■ Exercise details
How many lines in the records below contain the word "values"? Give only the number.

■ Supplied data
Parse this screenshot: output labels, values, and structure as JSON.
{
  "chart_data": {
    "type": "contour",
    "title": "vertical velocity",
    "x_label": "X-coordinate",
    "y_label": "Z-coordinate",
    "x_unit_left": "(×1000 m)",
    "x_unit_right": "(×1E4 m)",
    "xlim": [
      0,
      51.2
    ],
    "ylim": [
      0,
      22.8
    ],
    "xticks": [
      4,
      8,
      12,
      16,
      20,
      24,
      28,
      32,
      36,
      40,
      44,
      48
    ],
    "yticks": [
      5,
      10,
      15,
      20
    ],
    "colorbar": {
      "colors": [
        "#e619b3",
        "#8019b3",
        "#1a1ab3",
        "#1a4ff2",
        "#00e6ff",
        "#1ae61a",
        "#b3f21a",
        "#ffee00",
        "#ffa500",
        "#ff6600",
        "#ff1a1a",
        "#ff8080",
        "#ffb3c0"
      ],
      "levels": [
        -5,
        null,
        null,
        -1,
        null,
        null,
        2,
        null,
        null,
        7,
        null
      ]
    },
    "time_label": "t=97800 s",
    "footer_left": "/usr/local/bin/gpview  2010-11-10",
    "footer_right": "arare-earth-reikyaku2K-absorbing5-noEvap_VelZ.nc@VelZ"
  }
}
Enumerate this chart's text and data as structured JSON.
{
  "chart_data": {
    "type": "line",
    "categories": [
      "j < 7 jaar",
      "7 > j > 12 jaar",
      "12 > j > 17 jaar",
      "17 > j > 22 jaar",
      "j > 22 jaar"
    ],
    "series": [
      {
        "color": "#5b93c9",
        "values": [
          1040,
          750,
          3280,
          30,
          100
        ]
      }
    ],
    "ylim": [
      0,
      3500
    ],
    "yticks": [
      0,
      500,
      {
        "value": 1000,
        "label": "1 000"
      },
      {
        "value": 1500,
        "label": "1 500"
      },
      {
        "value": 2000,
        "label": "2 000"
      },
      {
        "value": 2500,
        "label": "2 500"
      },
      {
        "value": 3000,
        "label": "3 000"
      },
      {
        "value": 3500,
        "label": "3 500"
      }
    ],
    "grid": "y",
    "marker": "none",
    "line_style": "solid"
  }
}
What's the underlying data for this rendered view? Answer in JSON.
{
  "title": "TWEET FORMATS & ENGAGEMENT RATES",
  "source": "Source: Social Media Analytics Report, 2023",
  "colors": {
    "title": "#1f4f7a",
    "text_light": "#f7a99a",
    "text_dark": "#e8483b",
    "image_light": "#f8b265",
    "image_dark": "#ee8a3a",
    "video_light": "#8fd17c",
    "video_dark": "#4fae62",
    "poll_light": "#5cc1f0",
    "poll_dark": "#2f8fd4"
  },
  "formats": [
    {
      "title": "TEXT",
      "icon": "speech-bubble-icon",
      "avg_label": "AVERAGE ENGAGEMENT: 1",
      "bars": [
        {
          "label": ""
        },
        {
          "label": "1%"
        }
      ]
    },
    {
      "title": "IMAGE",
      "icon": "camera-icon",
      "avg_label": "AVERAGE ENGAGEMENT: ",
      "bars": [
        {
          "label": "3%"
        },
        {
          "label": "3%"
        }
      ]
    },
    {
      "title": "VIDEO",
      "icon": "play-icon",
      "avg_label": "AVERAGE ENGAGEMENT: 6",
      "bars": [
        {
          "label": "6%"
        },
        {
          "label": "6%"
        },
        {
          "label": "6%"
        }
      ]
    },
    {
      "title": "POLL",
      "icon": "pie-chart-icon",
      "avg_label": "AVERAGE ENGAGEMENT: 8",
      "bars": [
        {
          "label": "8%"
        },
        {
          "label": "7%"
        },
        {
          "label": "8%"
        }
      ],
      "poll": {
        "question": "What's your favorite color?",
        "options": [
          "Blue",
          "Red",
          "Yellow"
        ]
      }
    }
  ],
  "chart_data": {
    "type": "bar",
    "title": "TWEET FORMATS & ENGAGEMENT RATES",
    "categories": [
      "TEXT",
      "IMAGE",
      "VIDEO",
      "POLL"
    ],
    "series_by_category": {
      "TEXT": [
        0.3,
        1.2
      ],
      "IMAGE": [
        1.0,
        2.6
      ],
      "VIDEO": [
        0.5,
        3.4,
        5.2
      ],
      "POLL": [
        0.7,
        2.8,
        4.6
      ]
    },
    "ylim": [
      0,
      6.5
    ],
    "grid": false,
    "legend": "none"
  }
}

■ Final result
2